Problem statement: Please report every line from the material that contains the word "психологии".

Dataset extract:
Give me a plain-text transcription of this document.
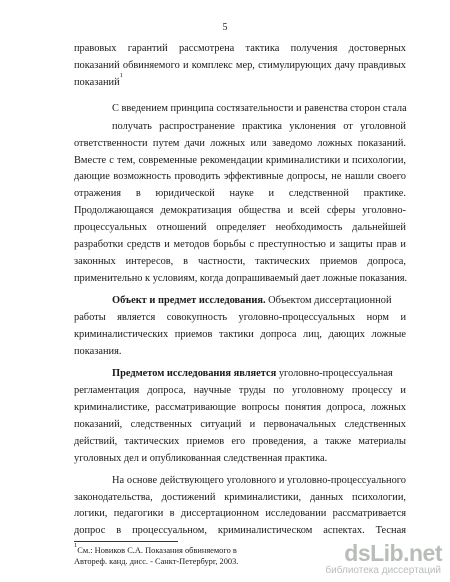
5
правовых гарантий рассмотрена тактика получения достоверных
показаний обвиняемого и комплекс мер, стимулирующих дачу правдивых
показаний$^1$
С введением принципа состязательности и равенства сторон стала
получать распространение практика уклонения от уголовной
ответственности путем дачи ложных или заведомо ложных показаний.
Вместе с тем, современные рекомендации криминалистики и психологии,
дающие возможность проводить эффективные допросы, не нашли своего
отражения в юридической науке и следственной практике.
Продолжающаяся демократизация общества и всей сферы уголовно-
процессуальных отношений определяет необходимость дальнейшей
разработки средств и методов борьбы с преступностью и защиты прав и
законных интересов, в частности, тактических приемов допроса,
применительно к условиям, когда допрашиваемый дает ложные показания.
Объект и предмет исследования. Объектом диссертационной
работы является совокупность уголовно-процессуальных норм и
криминалистических приемов тактики допроса лиц, дающих ложные
показания.
Предметом исследования является уголовно-процессуальная
регламентация допроса, научные труды по уголовному процессу и
криминалистике, рассматривающие вопросы понятия допроса, ложных
показаний, следственных ситуаций и первоначальных следственных
действий, тактических приемов его проведения, а также материалы
уголовных дел и опубликованная следственная практика.
На основе действующего уголовного и уголовно-процессуального
законодательства, достижений криминалистики, данных психологии,
логики, педагогики в диссертационном исследовании рассматривается
допрос в процессуальном, криминалистическом аспектах. Тесная
$^1$См.: Новиков С.А. Показания обвиняемого в
Автореф. канд. дисс. - Санкт-Петербург, 2003.	dsLib.net
библиотека диссертаций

Solution to this problem:
Вместе с тем, современные рекомендации криминалистики и психологии,
законодательства, достижений криминалистики, данных психологии,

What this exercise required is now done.